===== Data excerpts

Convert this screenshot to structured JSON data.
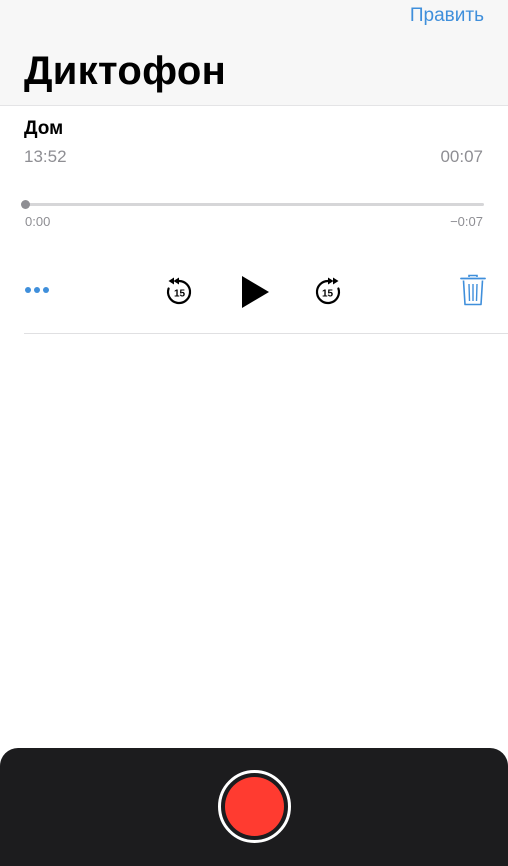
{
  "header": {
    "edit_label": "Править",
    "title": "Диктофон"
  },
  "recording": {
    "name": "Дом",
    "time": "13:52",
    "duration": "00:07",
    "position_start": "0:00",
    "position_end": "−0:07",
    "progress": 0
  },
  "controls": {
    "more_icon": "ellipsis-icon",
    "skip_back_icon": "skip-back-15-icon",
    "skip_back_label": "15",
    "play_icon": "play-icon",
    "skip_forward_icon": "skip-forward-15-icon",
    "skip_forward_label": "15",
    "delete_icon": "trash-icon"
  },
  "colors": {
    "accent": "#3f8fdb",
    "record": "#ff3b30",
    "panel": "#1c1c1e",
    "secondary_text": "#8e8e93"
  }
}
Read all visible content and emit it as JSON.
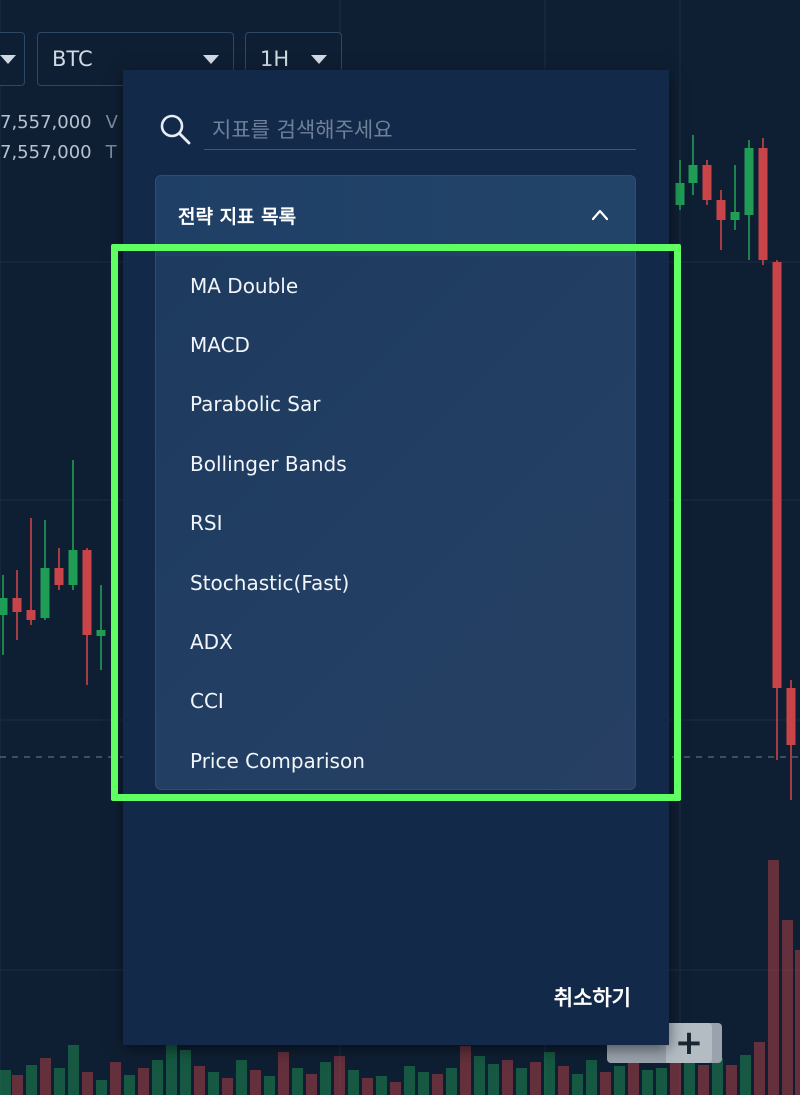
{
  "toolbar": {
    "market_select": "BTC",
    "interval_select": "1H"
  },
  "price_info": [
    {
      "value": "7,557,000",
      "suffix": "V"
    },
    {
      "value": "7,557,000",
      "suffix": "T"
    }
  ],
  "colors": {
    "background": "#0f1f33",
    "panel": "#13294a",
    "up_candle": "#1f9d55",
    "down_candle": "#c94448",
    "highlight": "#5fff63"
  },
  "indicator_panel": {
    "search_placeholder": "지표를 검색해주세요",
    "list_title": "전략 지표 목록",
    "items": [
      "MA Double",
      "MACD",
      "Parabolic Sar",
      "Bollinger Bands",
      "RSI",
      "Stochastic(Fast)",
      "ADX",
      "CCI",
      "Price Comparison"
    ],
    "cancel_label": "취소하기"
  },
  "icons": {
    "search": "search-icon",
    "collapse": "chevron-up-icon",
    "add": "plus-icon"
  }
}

==========

**Exercise task**
From the line with "Read all visible content and emit it as JSON." down to the end of the entries, retype each line exactly as written, but drop the pictures.

**Exercise result**
Read all visible content and emit it as JSON.
{
  "toolbar": {
    "market_select": "BTC",
    "interval_select": "1H"
  },
  "price_info": [
    {
      "value": "7,557,000",
      "suffix": "V"
    },
    {
      "value": "7,557,000",
      "suffix": "T"
    }
  ],
  "colors": {
    "background": "#0f1f33",
    "panel": "#13294a",
    "up_candle": "#1f9d55",
    "down_candle": "#c94448",
    "highlight": "#5fff63"
  },
  "indicator_panel": {
    "search_placeholder": "지표를 검색해주세요",
    "list_title": "전략 지표 목록",
    "items": [
      "MA Double",
      "MACD",
      "Parabolic Sar",
      "Bollinger Bands",
      "RSI",
      "Stochastic(Fast)",
      "ADX",
      "CCI",
      "Price Comparison"
    ],
    "cancel_label": "취소하기"
  },
  "icons": {
    "search": "search-icon",
    "collapse": "chevron-up-icon",
    "add": "plus-icon"
  }
}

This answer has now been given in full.